EXERCISE INPUTS –
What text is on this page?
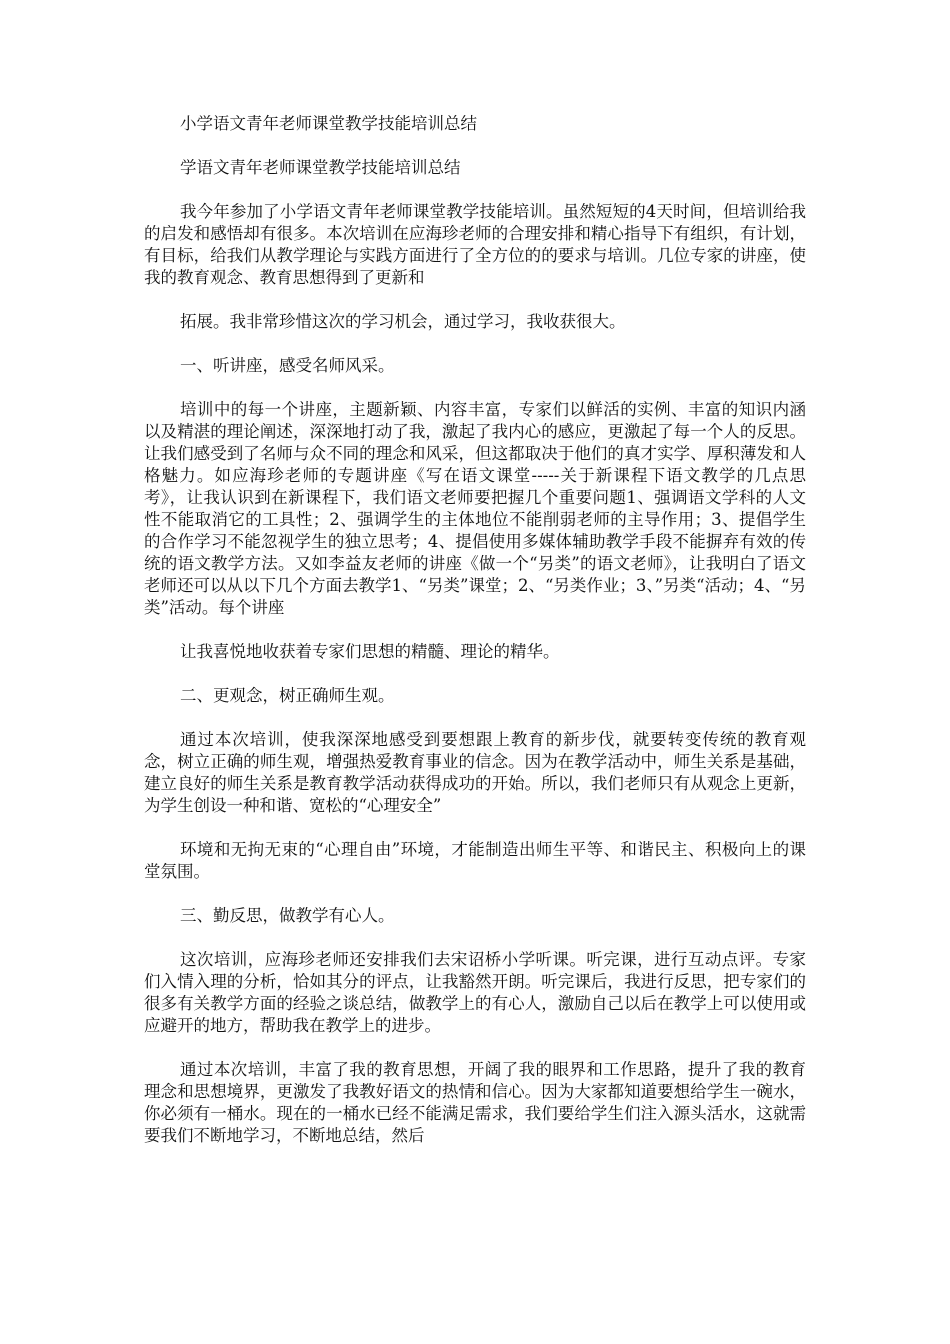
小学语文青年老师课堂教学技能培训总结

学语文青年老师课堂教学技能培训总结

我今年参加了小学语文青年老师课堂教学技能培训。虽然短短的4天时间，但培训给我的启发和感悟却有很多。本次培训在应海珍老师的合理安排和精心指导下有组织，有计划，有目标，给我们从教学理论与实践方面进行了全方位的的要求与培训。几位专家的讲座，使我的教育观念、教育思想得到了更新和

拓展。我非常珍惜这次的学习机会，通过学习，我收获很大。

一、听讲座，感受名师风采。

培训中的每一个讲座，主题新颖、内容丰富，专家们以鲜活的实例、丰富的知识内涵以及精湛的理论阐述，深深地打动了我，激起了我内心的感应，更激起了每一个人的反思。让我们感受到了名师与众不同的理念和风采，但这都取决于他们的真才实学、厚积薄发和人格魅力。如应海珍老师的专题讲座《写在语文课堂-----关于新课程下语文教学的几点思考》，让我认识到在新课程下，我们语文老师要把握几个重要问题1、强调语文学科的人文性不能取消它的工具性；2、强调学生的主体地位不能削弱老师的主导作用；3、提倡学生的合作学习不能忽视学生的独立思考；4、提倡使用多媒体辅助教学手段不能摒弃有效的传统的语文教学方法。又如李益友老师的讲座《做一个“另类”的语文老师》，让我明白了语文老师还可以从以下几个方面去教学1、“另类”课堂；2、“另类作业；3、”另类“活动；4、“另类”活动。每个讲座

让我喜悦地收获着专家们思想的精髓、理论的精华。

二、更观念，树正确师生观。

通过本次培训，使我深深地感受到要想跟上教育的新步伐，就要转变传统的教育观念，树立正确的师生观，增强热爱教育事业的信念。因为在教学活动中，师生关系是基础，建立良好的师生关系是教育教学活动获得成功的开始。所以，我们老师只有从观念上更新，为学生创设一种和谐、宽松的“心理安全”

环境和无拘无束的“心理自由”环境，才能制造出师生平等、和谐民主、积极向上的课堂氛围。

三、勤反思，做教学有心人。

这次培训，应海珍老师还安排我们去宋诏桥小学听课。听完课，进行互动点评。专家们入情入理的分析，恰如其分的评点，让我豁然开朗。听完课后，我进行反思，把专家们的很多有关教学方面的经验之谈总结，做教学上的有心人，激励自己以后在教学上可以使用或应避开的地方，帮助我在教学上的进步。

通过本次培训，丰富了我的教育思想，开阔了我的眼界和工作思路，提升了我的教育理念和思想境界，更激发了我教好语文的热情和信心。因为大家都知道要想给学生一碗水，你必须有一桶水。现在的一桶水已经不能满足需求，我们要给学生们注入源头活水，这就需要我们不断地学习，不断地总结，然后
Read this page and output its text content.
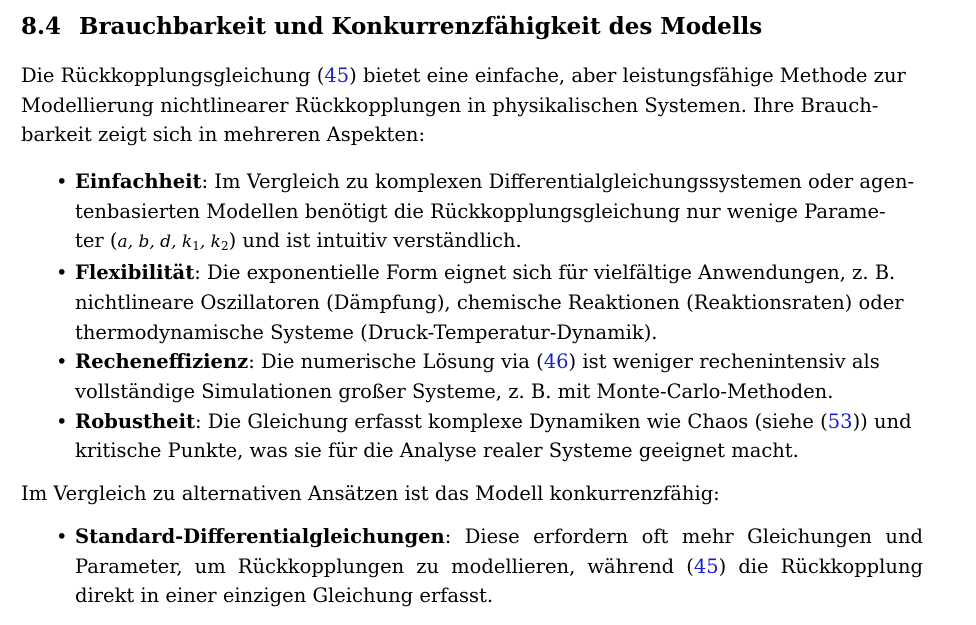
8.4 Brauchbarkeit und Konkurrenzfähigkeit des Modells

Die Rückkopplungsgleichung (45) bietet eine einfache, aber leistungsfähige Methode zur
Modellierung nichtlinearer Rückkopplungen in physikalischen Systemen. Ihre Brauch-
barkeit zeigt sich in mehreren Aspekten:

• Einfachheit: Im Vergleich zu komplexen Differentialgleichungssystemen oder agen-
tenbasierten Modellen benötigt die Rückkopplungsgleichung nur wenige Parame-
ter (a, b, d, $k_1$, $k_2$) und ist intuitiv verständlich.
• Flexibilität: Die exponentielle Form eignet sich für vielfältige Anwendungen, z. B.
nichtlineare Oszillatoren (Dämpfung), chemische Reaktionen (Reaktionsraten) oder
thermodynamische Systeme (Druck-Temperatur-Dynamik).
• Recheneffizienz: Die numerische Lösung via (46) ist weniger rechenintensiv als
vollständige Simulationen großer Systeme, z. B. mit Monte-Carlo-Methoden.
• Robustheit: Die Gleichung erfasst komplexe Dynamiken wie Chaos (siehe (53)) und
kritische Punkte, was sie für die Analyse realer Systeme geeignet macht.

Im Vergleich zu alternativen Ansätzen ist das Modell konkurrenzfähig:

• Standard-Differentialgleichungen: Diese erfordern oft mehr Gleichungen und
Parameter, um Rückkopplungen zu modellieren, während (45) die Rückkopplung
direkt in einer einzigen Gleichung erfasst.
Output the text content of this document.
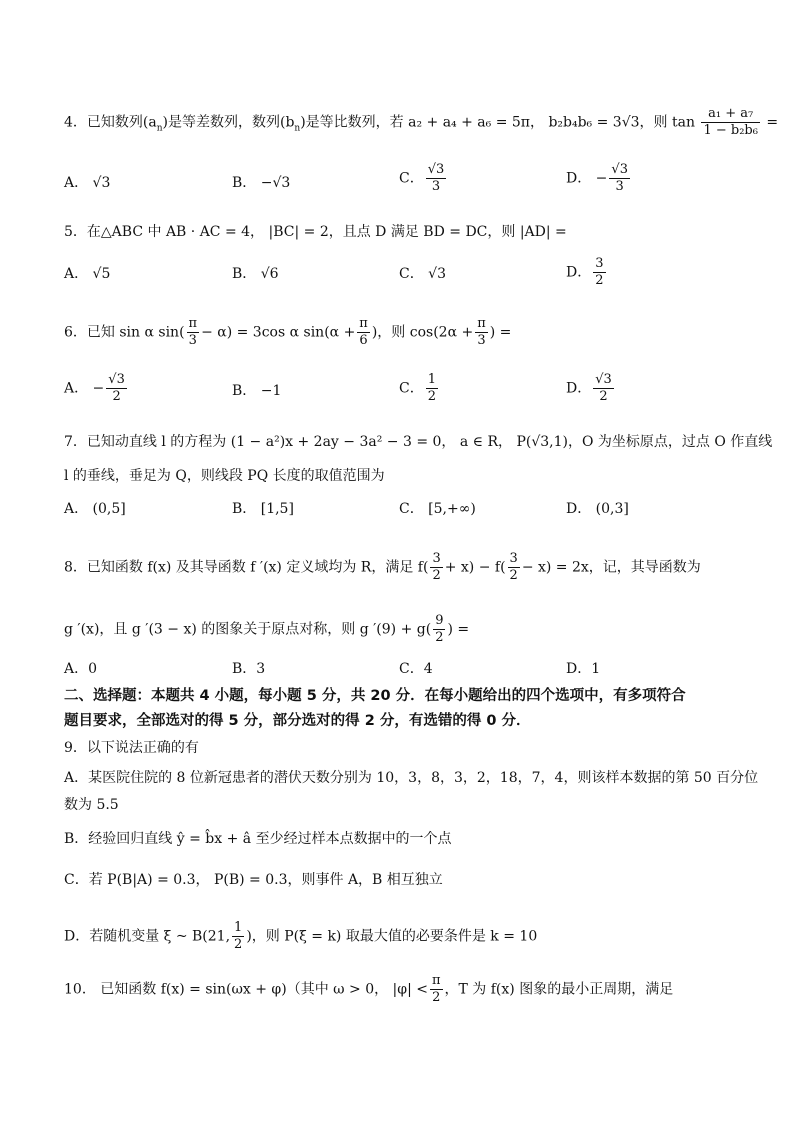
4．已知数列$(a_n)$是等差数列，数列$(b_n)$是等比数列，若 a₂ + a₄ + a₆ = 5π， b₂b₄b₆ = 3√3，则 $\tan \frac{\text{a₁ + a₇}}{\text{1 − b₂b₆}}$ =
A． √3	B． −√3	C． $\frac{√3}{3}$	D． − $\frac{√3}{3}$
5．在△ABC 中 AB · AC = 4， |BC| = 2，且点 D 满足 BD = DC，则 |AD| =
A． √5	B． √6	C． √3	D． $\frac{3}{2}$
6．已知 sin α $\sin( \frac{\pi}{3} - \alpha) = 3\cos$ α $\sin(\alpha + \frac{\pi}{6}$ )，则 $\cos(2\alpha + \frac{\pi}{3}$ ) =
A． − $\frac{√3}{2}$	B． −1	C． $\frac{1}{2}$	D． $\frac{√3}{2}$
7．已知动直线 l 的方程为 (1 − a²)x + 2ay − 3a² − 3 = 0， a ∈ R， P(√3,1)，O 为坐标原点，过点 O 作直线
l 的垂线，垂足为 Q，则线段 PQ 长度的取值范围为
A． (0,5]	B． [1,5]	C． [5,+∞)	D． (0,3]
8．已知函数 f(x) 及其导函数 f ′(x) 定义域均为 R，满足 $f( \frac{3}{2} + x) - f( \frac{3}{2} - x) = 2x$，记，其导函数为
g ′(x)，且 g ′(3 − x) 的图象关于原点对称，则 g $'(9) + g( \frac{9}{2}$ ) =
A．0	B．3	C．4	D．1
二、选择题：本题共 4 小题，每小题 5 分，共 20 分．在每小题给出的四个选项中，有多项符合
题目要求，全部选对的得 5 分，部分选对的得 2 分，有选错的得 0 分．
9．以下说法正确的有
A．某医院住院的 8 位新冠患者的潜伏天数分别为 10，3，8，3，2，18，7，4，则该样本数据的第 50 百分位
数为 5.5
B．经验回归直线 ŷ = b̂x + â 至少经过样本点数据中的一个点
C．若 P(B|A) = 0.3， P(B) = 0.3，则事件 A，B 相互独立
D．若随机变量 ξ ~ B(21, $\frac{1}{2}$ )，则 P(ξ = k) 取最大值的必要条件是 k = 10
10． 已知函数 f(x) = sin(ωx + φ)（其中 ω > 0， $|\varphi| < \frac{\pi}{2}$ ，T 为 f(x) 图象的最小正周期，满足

SHORT PROBLEM – Show the lines of the data that hold the word "oder".

FINAL RESULT –
• Einfachheit: Im Vergleich zu komplexen Differentialgleichungssystemen oder agen-
nichtlineare Oszillatoren (Dämpfung), chemische Reaktionen (Reaktionsraten) oder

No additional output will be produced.